## [Text shown]
##############################

Week 1 Coding Assignment 2

Hi guys, I am working on the week 1 dinosaur name generator assignment and I am having trouble grasping how the network is learning anything with the training examples that we create during the assignment, here is an example of one:

single_example_chars [‘t’, ‘u’, ‘r’, ‘i’, ‘a’, ‘s’, ‘a’, ‘u’, ‘r’, ‘u’, ‘s’]
single_example_ix [20, 21, 18, 9, 1, 19, 1, 21, 18, 21, 19]
X = [None, 20, 21, 18, 9, 1, 19, 1, 21, 18, 21, 19]
Y = [20, 21, 18, 9, 1, 19, 1, 21, 18, 21, 19, 0

If the input sequence X and target sequence Y are the same then how is the network learning anything?

Does this text from the notebook help?

  • At each time-step, the RNN tries to predict what the next character is, given the previous characters.
  • \mathbf{X} = (x^{\langle 1 \rangle}, x^{\langle 2 \rangle}, ..., x^{\langle T_x \rangle}) is a list of characters from the training set.
  • \mathbf{Y} = (y^{\langle 1 \rangle}, y^{\langle 2 \rangle}, ..., y^{\langle T_x \rangle}) is the same list of characters but shifted one character forward.
  • At every time-step t, y^{\langle t \rangle} = x^{\langle t+1 \rangle}. The prediction at time t is the same as the input at time t + 1.
2 Likes

I think it does, so if I am understanding correctly, for the second pair of numbers in the sequence, the network is mapping how to get 21 when 20 is the “x” input, simultaneously taking the “a” input into account from the previous cell.

Your understanding is correct.
RNN aims to predict character at time t + 1 when X represents character at time t and the hidden state represents an encoding of the data seen till time t - 1.

1 Like

thank you!

##############################

Source data
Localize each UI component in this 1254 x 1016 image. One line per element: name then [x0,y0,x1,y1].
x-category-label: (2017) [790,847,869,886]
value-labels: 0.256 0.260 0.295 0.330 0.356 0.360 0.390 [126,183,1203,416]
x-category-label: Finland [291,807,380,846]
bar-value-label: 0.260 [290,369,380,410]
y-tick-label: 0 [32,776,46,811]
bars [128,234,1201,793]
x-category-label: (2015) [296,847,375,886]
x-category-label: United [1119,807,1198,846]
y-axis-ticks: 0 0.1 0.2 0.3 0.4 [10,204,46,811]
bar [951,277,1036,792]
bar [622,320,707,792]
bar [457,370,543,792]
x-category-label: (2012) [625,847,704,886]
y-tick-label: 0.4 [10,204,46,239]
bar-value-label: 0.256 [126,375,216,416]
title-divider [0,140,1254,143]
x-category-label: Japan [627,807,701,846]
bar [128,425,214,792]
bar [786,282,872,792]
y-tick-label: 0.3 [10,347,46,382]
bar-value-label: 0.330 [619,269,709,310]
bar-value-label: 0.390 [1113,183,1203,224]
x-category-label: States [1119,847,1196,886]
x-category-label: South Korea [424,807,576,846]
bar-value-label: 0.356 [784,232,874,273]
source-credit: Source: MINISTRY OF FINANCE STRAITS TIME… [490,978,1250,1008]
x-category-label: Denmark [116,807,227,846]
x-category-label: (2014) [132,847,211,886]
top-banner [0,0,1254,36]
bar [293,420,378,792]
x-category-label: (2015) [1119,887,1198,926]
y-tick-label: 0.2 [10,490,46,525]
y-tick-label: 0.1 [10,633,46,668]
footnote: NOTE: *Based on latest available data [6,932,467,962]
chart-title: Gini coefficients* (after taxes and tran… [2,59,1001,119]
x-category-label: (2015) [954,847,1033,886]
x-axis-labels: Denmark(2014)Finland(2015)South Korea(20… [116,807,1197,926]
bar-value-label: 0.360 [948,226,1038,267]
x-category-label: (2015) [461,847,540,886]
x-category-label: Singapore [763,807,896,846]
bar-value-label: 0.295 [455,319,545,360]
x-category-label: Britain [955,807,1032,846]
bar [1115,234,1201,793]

##############################

## [Required task 1]
Answer these questions using the forum thread.
(a) Which characters make up the single example, in order?
(b) According to the quoted notebook text, what does the RNN try to predict at each time-step?
(c) According to the reply confirming the poster's understanding, what does the hidden state represent?
## [Required task 2]
Decide whether each statement agrees with the forum thread, and support each answer with a direct quote.
(a) The sequences X and Y begin with the same value.
(b) Y is described as the same list of characters as X, shifted one character forward.
(c) The poster's understanding of the mapping was judged incorrect.
## [Required task 3]
In the forum thread, list every distinct letter that appears in single_example_chars.

## [Full answer 1]
(a) t, u, r, i, a, s, a, u, r, u, s
(b) What the next character is, given the previous characters.
(c) An encoding of the data seen till time t - 1.

## [Full answer 2]
(a) No: "X = [None, 20," and "Y = [20, 21,"
(b) Yes: "is the same list of characters but shifted one character forward."
(c) No: "Your understanding is correct."

## [Full answer 3]
t, u, r, i, a, s